Fewer than 1.6 percent of the residents of Boulder, Colorado have African-American ancestry, and it is becoming whiter than ever thanks to restrictive land-use policies that have made housing unaffordable. Census data show that, between 2010 and 2016, Boulder’s population grew by more than 10,000 people, but the number of blacks declined by 30 percent.
Boulder residents would bristle at claims they are racist, but the nation’s most progressive cities tend to be the ones that have adopted policies that make housing unaffordable and push low-income people out. Since black per capita incomes remain about 60 percent of whites, they are some of the first to leave such cities.
City housing crises have garnered headlines nationwide, but few have noted that there is almost a one-to-one correspondence between high housing prices and land-use policies that are collectively known as growth management. Growth management seeks to control where and, in some places, how fast growth takes place.
Boulder, for example, limits the number of building permits that can be issued each year and the city and county of Boulder have together purchased land or development rights on an area equal to nine times the land area of the city itself. These supply restrictions have made Boulder the most expensive housing market in any state not on a coast.
Other cities, such as San Jose and Portland, use urban-growth boundaries, outside of which development is heavily restricted. Oregon, for example, forbids owners of most rural land to build a single house on their own land unless they own at least 80 acres, actually farm it, and actually earned (depending on soil productivity) $40,000 to $80,000 a year farming in two of the last three years.
Fifty years ago, housing was affordable throughout the United States, with median home prices in most areas being between two and three times median family incomes. The one exception was Hawaii, which passed the nation’s first growth-management law in 1961, and where housing prices were slightly more than three times incomes.

# DATASET EXCERPT:
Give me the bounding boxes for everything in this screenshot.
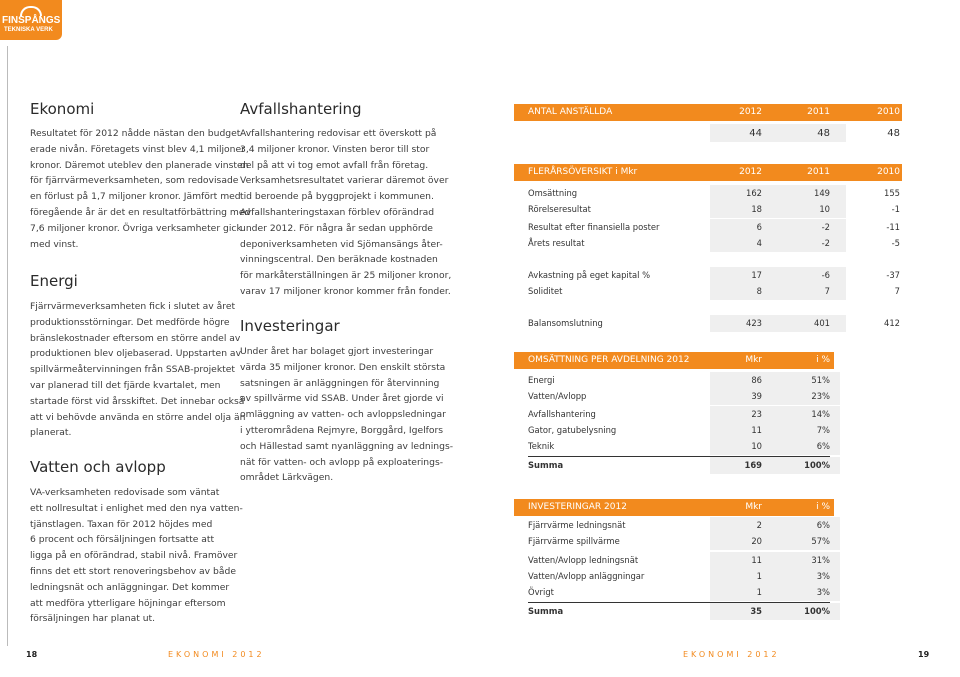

# PROBLEM TO WORK ON:
According to the passage on housing affordability, which state passed the nation's first growth-management law, and in what year?

# SOLUTION FOR THIS TASK:
Hawaii, in 1961.